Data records

::::

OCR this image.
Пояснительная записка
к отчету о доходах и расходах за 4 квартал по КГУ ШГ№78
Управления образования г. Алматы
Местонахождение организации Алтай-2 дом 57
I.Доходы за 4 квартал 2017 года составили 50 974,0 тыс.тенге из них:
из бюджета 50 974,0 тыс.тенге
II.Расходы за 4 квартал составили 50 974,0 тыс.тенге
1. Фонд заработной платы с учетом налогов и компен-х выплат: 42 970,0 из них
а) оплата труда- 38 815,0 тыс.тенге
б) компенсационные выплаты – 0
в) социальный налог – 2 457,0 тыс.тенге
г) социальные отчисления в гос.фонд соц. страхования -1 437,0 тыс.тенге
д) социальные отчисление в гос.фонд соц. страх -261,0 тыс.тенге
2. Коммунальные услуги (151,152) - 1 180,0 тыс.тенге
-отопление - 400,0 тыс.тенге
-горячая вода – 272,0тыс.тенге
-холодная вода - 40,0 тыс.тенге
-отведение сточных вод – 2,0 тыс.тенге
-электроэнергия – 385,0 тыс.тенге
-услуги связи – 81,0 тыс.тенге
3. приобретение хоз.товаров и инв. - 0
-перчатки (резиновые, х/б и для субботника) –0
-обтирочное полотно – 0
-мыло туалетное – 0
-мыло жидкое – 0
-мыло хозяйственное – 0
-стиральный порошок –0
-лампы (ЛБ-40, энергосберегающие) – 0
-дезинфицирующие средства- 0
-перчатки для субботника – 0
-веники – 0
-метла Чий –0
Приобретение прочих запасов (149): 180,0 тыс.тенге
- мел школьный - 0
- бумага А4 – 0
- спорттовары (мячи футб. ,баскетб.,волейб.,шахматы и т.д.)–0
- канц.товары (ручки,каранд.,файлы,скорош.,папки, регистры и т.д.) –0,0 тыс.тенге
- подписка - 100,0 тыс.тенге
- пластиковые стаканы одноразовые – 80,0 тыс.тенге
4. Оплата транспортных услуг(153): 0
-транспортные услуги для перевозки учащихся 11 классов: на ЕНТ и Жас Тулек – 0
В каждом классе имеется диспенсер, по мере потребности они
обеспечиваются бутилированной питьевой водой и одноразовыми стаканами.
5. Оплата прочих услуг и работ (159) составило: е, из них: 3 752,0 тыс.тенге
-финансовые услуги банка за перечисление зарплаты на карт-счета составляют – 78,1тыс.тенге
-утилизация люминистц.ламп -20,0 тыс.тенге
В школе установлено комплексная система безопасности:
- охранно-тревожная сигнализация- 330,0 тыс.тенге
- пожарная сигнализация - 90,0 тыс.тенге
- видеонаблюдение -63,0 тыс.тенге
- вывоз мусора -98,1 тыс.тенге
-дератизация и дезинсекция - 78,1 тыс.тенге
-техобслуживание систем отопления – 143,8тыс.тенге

::::

◆ EXERCISE TASK:
Reproduce the material above without altering a single character.

◆ FINISHED EXERCISE:
OCR this image.
Пояснительная записка
к отчету о доходах и расходах за 4 квартал по КГУ ШГ№78
Управления образования г. Алматы
Местонахождение организации Алтай-2 дом 57
I.Доходы за 4 квартал 2017 года составили 50 974,0 тыс.тенге из них:
из бюджета 50 974,0 тыс.тенге
II.Расходы за 4 квартал составили 50 974,0 тыс.тенге
1. Фонд заработной платы с учетом налогов и компен-х выплат: 42 970,0 из них
а) оплата труда- 38 815,0 тыс.тенге
б) компенсационные выплаты – 0
в) социальный налог – 2 457,0 тыс.тенге
г) социальные отчисления в гос.фонд соц. страхования -1 437,0 тыс.тенге
д) социальные отчисление в гос.фонд соц. страх -261,0 тыс.тенге
2. Коммунальные услуги (151,152) - 1 180,0 тыс.тенге
-отопление - 400,0 тыс.тенге
-горячая вода – 272,0тыс.тенге
-холодная вода - 40,0 тыс.тенге
-отведение сточных вод – 2,0 тыс.тенге
-электроэнергия – 385,0 тыс.тенге
-услуги связи – 81,0 тыс.тенге
3. приобретение хоз.товаров и инв. - 0
-перчатки (резиновые, х/б и для субботника) –0
-обтирочное полотно – 0
-мыло туалетное – 0
-мыло жидкое – 0
-мыло хозяйственное – 0
-стиральный порошок –0
-лампы (ЛБ-40, энергосберегающие) – 0
-дезинфицирующие средства- 0
-перчатки для субботника – 0
-веники – 0
-метла Чий –0
Приобретение прочих запасов (149): 180,0 тыс.тенге
- мел школьный - 0
- бумага А4 – 0
- спорттовары (мячи футб. ,баскетб.,волейб.,шахматы и т.д.)–0
- канц.товары (ручки,каранд.,файлы,скорош.,папки, регистры и т.д.) –0,0 тыс.тенге
- подписка - 100,0 тыс.тенге
- пластиковые стаканы одноразовые – 80,0 тыс.тенге
4. Оплата транспортных услуг(153): 0
-транспортные услуги для перевозки учащихся 11 классов: на ЕНТ и Жас Тулек – 0
В каждом классе имеется диспенсер, по мере потребности они
обеспечиваются бутилированной питьевой водой и одноразовыми стаканами.
5. Оплата прочих услуг и работ (159) составило: е, из них: 3 752,0 тыс.тенге
-финансовые услуги банка за перечисление зарплаты на карт-счета составляют – 78,1тыс.тенге
-утилизация люминистц.ламп -20,0 тыс.тенге
В школе установлено комплексная система безопасности:
- охранно-тревожная сигнализация- 330,0 тыс.тенге
- пожарная сигнализация - 90,0 тыс.тенге
- видеонаблюдение -63,0 тыс.тенге
- вывоз мусора -98,1 тыс.тенге
-дератизация и дезинсекция - 78,1 тыс.тенге
-техобслуживание систем отопления – 143,8тыс.тенге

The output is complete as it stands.